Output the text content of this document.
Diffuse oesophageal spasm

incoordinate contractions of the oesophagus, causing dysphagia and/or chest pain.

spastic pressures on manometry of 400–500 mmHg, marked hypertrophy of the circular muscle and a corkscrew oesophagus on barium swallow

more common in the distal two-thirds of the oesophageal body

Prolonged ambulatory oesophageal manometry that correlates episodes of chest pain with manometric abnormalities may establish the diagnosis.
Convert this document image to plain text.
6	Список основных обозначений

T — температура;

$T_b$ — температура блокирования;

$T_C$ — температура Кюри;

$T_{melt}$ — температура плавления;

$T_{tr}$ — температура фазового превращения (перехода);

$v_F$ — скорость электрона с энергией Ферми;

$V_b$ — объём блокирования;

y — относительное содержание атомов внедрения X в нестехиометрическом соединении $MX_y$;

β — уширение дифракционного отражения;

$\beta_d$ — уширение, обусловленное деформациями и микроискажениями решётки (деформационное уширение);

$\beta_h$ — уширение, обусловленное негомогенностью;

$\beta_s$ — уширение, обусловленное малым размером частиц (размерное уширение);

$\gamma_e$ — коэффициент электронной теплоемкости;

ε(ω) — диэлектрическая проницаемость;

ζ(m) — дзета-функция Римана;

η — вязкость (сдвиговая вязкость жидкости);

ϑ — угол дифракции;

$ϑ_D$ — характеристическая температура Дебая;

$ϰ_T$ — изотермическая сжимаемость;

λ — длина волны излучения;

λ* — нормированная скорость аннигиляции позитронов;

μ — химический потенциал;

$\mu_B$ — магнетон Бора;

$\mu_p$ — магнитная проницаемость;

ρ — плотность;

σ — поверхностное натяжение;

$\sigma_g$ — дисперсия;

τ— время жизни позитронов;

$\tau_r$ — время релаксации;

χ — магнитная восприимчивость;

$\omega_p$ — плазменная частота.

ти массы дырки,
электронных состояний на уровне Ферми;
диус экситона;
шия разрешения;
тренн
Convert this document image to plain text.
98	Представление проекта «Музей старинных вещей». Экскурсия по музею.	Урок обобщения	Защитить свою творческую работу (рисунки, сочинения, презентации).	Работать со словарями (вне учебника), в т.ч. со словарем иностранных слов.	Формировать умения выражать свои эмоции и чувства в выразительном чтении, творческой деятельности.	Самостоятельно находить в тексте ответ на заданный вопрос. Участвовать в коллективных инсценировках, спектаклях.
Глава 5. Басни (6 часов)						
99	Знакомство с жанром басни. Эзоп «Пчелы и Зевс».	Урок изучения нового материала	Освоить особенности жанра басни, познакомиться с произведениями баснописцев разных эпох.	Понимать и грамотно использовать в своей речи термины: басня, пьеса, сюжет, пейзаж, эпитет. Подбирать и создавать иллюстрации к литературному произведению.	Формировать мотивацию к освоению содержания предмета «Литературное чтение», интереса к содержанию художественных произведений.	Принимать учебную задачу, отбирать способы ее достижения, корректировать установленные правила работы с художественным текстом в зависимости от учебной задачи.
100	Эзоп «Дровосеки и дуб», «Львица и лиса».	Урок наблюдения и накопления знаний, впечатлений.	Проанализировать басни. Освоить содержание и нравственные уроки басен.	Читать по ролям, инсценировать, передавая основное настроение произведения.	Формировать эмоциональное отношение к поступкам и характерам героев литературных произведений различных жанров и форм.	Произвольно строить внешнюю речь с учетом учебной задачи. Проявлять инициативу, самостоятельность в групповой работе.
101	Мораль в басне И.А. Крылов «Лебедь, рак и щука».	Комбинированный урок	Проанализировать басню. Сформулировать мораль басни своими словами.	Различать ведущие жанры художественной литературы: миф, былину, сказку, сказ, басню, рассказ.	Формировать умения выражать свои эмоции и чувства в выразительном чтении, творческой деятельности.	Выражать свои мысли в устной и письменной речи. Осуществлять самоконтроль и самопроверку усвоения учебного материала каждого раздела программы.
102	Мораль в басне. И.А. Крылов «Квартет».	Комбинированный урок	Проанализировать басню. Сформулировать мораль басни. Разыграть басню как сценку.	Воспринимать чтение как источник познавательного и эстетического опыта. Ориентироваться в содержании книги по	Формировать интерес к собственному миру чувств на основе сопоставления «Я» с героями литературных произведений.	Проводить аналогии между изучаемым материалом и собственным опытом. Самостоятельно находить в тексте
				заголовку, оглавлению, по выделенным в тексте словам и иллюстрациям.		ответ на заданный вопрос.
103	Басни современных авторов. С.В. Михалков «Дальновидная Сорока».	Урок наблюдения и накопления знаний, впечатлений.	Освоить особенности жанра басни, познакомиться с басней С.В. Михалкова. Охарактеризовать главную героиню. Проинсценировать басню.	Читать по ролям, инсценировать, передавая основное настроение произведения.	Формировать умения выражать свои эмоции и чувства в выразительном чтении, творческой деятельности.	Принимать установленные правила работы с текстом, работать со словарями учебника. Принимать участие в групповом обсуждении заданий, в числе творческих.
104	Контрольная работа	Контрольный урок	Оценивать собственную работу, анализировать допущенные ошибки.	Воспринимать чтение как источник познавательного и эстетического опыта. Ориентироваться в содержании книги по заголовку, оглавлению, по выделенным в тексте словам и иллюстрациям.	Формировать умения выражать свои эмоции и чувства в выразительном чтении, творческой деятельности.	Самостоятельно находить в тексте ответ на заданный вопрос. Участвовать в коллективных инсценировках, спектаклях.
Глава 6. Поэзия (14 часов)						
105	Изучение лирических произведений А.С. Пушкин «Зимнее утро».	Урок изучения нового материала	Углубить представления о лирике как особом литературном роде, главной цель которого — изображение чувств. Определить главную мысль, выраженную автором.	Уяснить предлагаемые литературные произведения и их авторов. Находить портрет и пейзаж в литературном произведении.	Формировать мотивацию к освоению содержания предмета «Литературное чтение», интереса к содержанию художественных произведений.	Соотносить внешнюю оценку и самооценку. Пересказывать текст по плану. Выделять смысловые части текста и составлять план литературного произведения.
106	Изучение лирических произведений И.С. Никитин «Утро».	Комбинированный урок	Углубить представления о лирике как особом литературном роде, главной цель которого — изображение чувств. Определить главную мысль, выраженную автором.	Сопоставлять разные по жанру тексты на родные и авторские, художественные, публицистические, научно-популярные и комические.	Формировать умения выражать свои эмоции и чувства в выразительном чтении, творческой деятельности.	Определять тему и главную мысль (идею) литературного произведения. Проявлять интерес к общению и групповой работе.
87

────

EXERCISE INSTRUCTIONS — Check each line above for the word "мораль" and give the number of lines that have it, nothing else.

OUTPUT — 2